Extracted records:
========================================
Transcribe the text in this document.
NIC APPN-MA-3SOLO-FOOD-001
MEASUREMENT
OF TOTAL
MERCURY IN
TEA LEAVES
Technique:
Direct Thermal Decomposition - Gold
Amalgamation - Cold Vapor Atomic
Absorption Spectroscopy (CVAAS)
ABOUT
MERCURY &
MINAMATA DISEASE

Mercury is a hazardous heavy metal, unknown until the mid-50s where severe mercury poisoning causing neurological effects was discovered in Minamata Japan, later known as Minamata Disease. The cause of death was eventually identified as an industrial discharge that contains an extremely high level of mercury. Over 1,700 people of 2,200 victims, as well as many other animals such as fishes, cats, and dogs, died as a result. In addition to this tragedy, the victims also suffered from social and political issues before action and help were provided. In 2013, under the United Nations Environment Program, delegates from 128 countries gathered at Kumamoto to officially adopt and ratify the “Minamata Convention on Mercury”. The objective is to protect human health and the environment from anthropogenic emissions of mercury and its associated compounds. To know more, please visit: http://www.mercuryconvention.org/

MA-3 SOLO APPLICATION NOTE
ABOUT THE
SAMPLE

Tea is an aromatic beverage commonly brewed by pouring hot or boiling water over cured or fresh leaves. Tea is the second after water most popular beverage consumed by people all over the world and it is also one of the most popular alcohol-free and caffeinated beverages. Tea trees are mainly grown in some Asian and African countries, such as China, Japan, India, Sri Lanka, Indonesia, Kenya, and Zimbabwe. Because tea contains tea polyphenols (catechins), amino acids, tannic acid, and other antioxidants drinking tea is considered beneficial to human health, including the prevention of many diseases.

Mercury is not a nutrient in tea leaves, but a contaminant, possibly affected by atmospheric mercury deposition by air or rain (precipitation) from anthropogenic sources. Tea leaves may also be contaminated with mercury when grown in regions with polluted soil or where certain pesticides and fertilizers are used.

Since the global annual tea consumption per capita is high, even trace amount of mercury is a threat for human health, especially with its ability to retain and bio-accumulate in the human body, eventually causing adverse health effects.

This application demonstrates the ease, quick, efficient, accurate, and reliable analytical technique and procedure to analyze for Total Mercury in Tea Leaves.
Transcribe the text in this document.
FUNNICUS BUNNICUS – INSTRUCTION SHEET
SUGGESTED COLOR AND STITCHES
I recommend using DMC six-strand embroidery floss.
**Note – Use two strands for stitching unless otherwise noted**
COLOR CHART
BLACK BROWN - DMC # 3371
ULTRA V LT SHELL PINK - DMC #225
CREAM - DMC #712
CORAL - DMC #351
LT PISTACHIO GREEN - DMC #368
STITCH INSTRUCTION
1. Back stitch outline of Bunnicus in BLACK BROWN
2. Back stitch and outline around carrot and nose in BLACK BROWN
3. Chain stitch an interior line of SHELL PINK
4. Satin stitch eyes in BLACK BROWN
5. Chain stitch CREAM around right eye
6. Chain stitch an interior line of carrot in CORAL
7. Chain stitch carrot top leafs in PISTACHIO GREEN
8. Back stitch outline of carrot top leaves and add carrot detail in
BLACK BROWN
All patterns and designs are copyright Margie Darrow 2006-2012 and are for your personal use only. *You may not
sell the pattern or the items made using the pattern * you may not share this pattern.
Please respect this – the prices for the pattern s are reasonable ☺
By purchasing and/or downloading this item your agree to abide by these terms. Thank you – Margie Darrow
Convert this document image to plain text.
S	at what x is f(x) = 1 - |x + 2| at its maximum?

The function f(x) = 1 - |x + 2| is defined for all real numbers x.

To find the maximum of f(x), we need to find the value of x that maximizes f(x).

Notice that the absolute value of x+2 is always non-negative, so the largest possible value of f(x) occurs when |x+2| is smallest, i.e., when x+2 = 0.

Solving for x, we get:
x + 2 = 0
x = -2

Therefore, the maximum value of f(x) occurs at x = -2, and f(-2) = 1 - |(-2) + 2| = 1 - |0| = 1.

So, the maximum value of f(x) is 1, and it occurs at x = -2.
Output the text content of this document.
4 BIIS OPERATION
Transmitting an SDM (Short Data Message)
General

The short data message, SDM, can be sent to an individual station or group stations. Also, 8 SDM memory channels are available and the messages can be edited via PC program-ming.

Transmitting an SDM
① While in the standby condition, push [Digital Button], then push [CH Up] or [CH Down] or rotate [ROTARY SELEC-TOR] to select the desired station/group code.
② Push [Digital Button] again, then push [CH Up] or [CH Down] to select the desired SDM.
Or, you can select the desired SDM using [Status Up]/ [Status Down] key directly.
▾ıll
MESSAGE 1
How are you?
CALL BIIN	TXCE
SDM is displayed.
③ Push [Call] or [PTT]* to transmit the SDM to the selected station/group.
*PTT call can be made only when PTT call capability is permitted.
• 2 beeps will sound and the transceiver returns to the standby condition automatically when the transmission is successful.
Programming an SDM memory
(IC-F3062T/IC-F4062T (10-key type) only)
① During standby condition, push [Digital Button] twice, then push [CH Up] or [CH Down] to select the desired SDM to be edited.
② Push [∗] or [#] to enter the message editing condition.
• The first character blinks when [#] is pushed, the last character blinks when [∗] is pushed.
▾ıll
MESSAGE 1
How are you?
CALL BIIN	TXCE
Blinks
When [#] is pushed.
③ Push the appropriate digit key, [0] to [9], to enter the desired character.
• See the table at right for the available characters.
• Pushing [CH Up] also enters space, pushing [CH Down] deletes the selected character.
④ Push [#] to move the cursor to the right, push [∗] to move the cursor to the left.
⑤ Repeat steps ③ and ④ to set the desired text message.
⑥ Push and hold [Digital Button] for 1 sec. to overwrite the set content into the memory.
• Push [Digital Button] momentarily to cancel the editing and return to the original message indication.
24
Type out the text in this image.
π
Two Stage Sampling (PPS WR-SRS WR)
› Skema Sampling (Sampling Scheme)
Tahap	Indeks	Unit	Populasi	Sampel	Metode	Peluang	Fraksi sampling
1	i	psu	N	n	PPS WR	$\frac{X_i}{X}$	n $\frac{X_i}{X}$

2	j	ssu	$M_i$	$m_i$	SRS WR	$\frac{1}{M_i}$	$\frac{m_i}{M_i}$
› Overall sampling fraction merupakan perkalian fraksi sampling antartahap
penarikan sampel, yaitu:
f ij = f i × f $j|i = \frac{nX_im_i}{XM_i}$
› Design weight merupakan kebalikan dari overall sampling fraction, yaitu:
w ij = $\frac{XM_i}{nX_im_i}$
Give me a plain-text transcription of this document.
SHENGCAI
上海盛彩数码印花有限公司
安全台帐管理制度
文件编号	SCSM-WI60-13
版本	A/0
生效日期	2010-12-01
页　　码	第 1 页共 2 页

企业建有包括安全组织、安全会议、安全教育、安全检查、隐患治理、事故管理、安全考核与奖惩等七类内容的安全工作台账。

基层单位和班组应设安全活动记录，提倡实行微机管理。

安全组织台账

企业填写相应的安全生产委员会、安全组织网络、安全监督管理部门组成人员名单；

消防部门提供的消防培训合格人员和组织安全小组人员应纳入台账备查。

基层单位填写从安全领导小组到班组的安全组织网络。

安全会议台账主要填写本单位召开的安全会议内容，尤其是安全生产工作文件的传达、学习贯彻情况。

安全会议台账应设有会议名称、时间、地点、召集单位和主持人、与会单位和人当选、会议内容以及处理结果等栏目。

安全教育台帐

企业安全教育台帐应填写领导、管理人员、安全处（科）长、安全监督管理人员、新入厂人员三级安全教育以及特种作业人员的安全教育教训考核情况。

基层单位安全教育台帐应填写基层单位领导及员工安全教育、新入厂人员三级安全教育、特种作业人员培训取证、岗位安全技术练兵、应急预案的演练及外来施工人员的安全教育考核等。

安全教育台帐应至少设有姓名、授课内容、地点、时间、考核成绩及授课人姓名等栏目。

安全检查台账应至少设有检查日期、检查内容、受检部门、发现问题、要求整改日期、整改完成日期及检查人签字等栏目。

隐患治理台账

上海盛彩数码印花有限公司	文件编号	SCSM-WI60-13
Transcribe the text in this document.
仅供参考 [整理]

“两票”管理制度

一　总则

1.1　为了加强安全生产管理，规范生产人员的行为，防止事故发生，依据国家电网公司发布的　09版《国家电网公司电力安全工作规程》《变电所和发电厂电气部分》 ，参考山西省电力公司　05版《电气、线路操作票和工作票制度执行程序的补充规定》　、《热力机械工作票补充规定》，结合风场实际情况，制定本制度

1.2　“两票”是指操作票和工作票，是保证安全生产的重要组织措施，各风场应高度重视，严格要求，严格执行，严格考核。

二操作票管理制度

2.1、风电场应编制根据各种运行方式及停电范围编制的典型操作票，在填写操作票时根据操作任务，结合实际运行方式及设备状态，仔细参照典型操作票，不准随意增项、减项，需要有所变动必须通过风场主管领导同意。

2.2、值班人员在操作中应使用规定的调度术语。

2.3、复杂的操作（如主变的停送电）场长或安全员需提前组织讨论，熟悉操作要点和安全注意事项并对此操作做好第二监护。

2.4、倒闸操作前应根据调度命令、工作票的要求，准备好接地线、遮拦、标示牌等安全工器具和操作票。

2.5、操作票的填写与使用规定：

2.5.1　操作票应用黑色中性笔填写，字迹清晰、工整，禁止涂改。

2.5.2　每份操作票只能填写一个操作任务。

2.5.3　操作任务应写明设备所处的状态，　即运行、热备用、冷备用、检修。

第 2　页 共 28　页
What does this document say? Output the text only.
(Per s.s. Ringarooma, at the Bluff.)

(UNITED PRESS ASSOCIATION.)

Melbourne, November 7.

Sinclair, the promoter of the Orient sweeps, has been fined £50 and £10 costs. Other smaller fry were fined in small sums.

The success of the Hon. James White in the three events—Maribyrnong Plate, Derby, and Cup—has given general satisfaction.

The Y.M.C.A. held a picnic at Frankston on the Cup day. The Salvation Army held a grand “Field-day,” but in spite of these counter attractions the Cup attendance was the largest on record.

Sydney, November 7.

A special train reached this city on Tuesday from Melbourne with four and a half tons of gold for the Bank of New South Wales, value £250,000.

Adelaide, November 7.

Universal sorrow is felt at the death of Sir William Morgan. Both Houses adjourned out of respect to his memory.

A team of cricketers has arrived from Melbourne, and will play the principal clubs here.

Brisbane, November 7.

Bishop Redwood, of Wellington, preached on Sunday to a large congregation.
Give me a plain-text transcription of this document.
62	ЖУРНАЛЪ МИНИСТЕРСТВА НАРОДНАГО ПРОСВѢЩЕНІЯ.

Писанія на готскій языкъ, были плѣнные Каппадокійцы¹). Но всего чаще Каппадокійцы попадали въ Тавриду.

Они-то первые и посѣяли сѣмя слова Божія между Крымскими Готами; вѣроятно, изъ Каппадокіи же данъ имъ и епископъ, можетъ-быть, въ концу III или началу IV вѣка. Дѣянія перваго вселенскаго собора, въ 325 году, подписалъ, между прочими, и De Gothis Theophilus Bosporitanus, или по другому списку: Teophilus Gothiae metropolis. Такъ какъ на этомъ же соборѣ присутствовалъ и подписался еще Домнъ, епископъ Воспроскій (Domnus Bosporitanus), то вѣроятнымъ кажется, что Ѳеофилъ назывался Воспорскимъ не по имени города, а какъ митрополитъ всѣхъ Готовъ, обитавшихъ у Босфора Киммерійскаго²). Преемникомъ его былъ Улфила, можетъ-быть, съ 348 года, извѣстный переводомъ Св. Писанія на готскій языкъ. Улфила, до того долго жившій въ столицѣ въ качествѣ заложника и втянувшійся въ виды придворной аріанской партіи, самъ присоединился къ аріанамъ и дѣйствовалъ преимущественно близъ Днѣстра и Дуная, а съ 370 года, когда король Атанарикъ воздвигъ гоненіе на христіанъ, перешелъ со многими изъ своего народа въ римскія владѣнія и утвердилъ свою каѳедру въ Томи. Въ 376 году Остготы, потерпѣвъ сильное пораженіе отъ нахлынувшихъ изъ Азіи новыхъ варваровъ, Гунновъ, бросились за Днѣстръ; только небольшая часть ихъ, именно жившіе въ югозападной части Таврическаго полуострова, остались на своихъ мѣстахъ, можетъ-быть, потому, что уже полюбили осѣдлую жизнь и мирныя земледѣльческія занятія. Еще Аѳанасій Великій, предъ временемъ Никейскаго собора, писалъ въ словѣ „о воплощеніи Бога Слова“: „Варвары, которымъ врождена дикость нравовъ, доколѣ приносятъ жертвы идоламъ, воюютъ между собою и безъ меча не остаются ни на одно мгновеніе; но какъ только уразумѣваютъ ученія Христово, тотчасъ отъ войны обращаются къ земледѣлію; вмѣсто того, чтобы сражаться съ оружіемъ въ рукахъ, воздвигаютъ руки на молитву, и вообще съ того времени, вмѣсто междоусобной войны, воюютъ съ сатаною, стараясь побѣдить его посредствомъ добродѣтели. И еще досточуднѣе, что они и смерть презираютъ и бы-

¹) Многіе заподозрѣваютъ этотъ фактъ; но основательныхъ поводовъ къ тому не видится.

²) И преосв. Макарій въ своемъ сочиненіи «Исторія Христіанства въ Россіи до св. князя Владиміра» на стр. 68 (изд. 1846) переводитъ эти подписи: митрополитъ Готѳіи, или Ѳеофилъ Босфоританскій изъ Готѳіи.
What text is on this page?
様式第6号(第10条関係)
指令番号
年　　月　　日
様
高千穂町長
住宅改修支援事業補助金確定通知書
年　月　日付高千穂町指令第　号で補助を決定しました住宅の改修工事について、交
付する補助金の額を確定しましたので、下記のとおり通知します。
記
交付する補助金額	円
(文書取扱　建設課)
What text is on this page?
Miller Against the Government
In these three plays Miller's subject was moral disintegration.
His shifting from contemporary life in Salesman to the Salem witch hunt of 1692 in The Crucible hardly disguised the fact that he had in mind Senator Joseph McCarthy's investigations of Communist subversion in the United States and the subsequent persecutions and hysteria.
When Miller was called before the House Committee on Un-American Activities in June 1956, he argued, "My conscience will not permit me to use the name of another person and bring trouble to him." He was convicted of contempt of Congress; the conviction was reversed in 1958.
========================================
▶ _Given task_
Look through the entries above; copy each line where the string "Transmitting" appears.

▶ _Written solution_
Transmitting an SDM (Short Data Message)
Transmitting an SDM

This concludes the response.